→ Exercise directions: Nothing but the lines from the one containing "Output the underlying" to the end of the data should be returned, each exactly as written.

→ Recorded information:
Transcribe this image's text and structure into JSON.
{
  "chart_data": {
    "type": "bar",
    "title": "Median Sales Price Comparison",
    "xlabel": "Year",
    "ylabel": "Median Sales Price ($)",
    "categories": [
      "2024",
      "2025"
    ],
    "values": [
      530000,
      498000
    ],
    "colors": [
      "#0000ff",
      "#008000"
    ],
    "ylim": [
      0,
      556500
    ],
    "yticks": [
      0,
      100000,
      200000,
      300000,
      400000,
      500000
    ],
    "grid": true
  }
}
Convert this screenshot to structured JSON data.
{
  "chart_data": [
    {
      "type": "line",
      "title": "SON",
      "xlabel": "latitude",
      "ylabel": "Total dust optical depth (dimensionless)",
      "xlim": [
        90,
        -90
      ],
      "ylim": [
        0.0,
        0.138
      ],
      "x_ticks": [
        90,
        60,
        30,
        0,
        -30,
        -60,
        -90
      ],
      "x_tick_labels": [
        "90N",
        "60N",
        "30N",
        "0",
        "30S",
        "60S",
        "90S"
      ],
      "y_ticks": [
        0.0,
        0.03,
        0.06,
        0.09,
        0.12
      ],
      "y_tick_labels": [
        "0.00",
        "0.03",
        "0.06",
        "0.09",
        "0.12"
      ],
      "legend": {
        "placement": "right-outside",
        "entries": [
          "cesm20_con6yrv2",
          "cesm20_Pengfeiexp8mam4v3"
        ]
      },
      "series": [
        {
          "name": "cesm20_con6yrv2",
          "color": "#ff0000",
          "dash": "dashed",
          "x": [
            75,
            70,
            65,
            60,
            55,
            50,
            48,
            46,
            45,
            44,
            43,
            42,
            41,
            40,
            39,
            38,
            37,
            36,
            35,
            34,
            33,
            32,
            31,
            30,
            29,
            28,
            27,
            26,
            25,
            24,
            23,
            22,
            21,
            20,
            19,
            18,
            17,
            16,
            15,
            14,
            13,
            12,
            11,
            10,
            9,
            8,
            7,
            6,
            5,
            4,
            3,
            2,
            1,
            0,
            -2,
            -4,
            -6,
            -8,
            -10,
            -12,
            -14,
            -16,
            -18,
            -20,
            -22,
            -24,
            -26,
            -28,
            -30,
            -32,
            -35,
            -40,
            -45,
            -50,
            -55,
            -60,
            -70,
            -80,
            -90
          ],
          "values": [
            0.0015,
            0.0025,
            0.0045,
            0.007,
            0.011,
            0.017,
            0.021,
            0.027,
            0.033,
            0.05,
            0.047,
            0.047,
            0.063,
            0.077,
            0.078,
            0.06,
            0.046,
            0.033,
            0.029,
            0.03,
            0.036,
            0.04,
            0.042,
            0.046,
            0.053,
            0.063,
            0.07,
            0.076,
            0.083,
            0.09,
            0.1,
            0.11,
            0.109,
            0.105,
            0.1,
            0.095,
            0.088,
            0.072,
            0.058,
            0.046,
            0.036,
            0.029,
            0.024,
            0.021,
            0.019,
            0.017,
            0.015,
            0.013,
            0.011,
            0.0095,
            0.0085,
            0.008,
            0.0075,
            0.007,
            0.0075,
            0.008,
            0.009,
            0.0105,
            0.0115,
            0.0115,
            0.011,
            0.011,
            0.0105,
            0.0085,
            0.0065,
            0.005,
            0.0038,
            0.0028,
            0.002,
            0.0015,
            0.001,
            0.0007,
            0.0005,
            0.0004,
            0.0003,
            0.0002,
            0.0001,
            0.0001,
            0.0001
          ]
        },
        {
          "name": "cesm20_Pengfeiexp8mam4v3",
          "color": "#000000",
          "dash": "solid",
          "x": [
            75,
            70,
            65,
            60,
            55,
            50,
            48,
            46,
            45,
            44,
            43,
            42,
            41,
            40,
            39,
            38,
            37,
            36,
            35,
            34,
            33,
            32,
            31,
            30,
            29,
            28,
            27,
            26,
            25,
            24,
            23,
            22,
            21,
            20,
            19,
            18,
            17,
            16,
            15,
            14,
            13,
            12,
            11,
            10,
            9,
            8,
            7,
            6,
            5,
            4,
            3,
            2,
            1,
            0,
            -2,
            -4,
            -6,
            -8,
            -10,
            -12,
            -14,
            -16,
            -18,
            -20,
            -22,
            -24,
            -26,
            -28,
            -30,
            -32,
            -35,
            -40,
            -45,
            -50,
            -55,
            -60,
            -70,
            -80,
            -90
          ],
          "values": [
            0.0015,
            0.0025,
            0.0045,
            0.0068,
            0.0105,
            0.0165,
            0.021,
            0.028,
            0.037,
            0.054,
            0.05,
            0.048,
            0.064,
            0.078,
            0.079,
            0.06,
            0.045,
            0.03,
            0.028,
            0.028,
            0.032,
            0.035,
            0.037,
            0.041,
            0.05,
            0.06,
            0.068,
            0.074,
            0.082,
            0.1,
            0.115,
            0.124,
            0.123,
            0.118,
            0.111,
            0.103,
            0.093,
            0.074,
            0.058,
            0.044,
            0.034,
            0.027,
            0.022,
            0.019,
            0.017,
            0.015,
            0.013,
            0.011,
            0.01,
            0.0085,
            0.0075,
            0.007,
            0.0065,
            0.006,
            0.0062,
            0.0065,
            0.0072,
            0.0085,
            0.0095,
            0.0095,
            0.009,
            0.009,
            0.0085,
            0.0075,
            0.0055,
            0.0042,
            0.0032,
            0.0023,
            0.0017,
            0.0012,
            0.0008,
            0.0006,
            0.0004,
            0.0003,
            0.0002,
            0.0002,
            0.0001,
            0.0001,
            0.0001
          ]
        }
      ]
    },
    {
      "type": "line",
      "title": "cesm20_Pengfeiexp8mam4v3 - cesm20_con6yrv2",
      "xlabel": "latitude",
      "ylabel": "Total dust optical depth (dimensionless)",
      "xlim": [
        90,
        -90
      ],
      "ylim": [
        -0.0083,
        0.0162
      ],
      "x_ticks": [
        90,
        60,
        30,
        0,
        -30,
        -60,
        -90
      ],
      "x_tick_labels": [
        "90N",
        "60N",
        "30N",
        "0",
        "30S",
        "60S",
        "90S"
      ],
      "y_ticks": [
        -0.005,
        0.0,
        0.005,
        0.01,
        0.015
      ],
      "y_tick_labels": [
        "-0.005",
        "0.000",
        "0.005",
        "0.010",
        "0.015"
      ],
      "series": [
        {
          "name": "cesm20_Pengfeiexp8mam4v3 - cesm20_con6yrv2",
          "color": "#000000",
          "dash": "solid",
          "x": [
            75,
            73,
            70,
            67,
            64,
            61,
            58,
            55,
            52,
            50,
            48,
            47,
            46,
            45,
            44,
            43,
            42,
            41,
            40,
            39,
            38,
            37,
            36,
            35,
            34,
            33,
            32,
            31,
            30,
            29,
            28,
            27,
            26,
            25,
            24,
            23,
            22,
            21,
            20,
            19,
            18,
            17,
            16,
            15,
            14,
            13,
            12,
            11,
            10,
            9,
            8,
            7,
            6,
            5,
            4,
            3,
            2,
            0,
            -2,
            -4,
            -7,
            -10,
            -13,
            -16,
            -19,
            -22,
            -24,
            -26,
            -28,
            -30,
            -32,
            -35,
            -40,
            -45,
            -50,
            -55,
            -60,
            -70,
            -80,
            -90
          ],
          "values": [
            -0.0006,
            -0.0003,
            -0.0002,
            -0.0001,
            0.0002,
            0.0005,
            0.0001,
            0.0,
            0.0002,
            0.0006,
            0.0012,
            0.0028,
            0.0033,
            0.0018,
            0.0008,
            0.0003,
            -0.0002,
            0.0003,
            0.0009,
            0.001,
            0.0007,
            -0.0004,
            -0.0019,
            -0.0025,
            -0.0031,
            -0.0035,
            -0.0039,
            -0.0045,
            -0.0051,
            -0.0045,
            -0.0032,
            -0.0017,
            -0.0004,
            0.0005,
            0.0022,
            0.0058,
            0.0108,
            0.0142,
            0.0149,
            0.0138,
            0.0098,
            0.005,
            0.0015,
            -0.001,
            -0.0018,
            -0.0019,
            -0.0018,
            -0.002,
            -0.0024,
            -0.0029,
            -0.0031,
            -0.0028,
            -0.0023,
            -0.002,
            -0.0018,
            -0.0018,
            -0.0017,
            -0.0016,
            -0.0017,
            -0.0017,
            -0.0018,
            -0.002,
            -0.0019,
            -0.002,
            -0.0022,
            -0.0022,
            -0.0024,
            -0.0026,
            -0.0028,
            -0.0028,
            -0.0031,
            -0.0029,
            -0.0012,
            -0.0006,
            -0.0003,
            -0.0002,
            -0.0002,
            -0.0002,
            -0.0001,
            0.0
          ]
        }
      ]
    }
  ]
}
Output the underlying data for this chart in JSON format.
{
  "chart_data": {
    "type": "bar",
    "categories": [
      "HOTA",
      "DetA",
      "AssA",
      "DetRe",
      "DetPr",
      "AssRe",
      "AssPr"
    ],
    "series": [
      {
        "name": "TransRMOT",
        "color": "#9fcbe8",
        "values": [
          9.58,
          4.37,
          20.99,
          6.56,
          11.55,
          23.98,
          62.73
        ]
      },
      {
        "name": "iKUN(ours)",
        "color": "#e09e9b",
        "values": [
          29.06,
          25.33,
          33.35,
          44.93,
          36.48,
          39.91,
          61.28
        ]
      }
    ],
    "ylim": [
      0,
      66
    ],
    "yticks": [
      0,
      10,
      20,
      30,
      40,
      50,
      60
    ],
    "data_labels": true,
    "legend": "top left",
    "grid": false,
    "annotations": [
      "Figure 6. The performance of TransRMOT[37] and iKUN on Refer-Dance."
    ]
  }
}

→ Exercise result:
Output the underlying data for this chart in JSON format.
{
  "chart_data": {
    "type": "bar",
    "categories": [
      "HOTA",
      "DetA",
      "AssA",
      "DetRe",
      "DetPr",
      "AssRe",
      "AssPr"
    ],
    "series": [
      {
        "name": "TransRMOT",
        "color": "#9fcbe8",
        "values": [
          9.58,
          4.37,
          20.99,
          6.56,
          11.55,
          23.98,
          62.73
        ]
      },
      {
        "name": "iKUN(ours)",
        "color": "#e09e9b",
        "values": [
          29.06,
          25.33,
          33.35,
          44.93,
          36.48,
          39.91,
          61.28
        ]
      }
    ],
    "ylim": [
      0,
      66
    ],
    "yticks": [
      0,
      10,
      20,
      30,
      40,
      50,
      60
    ],
    "data_labels": true,
    "legend": "top left",
    "grid": false,
    "annotations": [
      "Figure 6. The performance of TransRMOT[37] and iKUN on Refer-Dance."
    ]
  }
}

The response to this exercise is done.